▶ **Exercise directions**: Collect each line containing "document".

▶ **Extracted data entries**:

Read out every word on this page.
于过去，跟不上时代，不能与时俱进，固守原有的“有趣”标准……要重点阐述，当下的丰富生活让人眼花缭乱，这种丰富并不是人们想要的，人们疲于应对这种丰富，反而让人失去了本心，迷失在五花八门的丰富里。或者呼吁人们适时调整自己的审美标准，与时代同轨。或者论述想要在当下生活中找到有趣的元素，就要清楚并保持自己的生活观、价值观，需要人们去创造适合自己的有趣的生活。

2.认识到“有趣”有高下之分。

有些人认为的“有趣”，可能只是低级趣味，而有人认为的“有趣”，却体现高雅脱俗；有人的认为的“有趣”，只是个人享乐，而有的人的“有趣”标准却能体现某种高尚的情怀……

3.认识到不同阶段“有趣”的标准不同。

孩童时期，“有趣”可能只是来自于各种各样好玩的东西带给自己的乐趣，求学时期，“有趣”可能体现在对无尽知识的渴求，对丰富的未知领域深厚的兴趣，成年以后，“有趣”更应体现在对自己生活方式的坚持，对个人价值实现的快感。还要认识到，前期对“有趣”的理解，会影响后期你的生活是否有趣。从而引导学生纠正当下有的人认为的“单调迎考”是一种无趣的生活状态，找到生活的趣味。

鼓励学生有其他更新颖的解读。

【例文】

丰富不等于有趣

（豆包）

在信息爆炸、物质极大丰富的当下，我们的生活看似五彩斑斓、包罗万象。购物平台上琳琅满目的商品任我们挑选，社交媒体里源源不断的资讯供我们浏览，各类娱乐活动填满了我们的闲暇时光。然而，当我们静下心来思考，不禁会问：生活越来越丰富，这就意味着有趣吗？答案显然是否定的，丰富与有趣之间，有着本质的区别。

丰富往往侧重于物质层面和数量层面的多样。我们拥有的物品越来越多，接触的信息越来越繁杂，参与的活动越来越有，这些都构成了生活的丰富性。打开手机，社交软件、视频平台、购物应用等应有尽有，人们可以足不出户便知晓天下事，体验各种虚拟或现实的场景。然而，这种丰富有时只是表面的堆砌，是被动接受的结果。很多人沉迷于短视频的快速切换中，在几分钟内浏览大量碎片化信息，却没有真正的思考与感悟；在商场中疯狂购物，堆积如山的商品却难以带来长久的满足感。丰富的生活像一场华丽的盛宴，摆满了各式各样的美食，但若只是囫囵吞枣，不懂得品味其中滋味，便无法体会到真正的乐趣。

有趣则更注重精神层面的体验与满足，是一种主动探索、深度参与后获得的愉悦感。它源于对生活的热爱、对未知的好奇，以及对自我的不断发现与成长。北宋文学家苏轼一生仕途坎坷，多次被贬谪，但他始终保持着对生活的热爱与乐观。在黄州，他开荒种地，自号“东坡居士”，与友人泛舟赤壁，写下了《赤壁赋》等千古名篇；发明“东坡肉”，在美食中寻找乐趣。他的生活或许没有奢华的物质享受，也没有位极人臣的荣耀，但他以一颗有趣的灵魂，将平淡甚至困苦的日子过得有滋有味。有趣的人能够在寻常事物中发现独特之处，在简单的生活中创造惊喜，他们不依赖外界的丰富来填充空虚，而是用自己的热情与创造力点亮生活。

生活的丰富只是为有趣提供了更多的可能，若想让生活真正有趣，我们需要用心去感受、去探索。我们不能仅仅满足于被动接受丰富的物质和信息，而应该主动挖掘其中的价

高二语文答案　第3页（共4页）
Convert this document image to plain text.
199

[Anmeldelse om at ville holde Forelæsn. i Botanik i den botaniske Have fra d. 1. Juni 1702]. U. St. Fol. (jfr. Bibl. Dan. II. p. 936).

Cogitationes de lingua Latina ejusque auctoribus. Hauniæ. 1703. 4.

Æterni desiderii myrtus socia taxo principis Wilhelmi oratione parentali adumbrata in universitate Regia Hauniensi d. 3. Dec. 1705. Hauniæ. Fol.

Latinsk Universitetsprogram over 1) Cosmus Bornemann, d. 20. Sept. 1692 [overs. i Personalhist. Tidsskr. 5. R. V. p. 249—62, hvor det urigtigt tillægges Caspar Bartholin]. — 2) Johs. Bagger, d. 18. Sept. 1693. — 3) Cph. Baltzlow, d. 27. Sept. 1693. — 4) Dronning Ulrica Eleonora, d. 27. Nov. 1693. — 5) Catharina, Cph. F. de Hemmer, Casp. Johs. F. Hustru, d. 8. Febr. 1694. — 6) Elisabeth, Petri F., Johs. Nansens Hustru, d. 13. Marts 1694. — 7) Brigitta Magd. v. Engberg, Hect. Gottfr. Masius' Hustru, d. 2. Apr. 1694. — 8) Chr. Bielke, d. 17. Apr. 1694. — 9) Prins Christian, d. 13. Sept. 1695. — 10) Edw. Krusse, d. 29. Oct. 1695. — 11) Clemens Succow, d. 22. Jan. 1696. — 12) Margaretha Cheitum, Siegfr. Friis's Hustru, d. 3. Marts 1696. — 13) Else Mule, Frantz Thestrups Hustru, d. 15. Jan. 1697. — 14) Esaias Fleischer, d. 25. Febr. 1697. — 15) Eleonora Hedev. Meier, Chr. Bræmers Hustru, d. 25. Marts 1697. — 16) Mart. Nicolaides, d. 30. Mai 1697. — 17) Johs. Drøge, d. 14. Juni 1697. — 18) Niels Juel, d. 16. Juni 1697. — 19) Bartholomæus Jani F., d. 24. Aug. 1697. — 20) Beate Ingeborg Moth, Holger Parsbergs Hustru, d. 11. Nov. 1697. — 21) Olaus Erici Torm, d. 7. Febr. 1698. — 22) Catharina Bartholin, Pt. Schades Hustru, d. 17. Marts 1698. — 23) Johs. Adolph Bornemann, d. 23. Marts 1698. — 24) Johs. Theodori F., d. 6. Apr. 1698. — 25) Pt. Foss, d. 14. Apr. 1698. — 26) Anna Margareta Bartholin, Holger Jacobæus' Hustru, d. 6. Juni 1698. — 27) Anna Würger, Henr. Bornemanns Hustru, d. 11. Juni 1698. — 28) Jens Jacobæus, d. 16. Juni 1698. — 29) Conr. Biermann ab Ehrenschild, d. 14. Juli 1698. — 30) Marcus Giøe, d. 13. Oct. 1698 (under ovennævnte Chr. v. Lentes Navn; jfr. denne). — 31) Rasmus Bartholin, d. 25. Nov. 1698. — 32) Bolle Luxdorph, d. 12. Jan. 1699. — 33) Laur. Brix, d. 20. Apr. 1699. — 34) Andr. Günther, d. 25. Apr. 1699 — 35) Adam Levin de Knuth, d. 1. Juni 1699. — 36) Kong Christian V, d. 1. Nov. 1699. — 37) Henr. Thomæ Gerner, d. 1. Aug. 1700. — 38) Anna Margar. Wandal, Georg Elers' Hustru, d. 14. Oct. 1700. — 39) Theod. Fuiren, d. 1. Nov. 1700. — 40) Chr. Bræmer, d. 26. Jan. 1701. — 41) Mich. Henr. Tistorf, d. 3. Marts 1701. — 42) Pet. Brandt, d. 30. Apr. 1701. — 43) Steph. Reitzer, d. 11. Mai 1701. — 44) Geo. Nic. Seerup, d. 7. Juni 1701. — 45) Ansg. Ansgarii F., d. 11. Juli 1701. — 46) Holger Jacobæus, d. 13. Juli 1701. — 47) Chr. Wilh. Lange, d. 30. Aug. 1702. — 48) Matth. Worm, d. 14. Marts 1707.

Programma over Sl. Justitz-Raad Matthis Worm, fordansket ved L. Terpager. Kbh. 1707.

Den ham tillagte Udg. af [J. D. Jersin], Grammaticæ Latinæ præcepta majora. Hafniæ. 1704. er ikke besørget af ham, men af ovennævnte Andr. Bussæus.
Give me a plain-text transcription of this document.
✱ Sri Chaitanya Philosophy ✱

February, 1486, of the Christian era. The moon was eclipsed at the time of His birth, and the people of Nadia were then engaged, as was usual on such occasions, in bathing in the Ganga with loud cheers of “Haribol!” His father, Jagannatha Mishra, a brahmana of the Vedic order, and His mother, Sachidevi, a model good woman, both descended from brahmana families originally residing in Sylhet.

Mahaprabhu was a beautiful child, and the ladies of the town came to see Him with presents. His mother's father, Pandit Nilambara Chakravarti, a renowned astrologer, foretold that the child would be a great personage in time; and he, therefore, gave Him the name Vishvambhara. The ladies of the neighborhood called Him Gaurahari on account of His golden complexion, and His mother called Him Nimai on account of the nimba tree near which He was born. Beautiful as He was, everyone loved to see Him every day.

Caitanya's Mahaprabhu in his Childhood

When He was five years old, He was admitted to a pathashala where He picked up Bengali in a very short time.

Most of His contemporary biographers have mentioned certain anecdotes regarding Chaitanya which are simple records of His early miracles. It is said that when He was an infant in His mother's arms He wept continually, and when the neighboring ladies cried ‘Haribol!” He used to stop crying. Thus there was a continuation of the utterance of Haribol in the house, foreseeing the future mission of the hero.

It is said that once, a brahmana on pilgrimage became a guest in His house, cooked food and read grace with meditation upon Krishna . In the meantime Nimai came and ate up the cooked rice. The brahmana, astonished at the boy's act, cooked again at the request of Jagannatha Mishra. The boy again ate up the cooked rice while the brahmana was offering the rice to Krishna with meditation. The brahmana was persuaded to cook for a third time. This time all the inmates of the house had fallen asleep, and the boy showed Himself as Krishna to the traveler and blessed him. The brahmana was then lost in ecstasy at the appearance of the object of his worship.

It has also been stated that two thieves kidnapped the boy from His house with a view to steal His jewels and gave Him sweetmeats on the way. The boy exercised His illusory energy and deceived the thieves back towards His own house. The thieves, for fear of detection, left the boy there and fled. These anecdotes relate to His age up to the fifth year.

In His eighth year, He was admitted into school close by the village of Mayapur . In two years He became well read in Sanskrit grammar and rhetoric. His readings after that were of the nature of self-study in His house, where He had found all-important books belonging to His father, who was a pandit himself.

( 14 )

▶ **Answer for the task**:
Convert this document image to plain text.
Give me a plain-text transcription of this document.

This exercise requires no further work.